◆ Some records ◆

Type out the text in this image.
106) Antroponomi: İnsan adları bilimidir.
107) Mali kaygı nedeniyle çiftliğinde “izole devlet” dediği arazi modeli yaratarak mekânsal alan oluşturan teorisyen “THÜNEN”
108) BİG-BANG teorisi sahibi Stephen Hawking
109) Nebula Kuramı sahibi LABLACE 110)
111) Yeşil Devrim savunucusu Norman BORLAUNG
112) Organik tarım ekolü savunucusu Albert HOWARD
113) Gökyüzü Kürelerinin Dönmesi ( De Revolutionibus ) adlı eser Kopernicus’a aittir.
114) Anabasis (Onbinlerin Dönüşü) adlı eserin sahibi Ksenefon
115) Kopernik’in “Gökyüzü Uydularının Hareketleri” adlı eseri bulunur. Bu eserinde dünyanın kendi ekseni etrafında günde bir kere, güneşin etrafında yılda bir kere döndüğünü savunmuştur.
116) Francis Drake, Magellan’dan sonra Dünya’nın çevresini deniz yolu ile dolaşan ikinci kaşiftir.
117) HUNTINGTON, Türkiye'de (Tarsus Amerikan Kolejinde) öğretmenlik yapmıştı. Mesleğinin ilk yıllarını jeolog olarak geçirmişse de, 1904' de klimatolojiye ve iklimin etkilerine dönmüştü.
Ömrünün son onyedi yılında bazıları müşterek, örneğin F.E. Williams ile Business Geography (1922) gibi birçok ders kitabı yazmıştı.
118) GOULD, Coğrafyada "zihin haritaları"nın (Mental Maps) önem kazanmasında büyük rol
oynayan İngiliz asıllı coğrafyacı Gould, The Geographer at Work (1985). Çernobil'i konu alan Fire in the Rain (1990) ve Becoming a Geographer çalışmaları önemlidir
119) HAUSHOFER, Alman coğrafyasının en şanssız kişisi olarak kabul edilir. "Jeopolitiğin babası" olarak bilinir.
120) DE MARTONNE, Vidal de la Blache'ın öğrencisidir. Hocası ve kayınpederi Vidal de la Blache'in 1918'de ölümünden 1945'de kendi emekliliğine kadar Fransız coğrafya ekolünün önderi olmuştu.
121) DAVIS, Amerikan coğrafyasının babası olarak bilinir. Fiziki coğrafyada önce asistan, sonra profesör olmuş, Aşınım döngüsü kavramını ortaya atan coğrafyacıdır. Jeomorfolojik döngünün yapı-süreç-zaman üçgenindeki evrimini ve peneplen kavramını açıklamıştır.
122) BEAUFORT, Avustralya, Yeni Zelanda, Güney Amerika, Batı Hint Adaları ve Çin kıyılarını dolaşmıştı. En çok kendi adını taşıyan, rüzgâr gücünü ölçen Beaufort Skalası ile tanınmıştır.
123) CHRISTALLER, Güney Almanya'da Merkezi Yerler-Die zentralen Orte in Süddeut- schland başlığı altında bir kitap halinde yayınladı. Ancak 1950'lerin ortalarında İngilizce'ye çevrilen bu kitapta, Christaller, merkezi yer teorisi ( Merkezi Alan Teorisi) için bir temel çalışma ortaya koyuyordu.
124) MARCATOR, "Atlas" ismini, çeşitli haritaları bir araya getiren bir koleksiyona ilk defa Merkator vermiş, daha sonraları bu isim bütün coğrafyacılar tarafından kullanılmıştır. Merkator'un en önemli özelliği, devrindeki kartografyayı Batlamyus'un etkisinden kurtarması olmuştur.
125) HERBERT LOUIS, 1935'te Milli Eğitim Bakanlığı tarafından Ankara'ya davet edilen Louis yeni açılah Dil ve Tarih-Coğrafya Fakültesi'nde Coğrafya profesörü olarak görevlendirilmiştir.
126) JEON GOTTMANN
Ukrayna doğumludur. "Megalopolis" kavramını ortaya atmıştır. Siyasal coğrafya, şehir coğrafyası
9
---
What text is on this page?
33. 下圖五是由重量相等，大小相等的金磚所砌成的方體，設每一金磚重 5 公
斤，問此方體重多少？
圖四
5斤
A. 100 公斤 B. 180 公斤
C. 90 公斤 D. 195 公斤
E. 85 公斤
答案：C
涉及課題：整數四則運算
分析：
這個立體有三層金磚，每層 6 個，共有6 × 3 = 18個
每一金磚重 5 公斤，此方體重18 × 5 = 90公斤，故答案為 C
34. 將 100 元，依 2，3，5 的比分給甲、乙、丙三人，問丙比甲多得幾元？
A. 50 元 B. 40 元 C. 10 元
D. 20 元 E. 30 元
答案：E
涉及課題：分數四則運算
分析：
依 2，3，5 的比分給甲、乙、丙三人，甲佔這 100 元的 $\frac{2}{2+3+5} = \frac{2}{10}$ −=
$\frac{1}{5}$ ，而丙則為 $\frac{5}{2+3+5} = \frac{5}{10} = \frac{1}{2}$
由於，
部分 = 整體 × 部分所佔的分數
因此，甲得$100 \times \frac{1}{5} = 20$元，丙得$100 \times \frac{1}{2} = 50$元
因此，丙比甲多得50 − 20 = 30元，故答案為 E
--
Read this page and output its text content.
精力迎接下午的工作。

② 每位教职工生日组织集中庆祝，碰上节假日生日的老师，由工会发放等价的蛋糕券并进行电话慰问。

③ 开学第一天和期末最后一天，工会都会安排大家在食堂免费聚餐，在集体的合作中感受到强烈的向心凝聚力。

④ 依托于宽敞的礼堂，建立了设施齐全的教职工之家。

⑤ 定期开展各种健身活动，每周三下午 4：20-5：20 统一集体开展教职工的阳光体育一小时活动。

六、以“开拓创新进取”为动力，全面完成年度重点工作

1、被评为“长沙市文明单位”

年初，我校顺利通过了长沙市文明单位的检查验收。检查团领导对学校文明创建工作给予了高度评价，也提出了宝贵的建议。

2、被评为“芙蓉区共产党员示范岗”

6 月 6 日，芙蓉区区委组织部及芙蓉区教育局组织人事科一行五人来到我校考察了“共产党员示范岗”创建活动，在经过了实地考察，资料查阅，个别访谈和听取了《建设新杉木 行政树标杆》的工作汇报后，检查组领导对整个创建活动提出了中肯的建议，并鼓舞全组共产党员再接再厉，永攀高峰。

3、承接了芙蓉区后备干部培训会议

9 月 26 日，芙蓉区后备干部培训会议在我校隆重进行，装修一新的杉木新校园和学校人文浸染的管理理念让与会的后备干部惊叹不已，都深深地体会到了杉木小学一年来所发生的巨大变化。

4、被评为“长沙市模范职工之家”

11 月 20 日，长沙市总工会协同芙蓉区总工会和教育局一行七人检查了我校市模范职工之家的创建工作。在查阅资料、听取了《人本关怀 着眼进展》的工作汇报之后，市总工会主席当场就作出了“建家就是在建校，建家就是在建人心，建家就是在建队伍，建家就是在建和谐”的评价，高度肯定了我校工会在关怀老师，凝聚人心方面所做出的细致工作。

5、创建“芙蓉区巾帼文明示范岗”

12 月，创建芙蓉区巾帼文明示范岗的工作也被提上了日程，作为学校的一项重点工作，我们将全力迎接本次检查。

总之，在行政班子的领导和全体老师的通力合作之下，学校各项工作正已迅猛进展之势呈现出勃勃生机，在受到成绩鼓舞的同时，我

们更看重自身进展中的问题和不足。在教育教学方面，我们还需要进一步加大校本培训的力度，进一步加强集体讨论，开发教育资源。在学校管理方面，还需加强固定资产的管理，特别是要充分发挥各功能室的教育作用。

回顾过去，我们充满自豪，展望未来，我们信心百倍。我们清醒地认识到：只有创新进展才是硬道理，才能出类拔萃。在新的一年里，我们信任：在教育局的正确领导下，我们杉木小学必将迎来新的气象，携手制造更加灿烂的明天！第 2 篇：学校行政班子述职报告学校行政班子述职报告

◆ What is asked ◆
Each line holding the word "page" counts once; report the total and nothing else.

◆ Result for this task ◆
2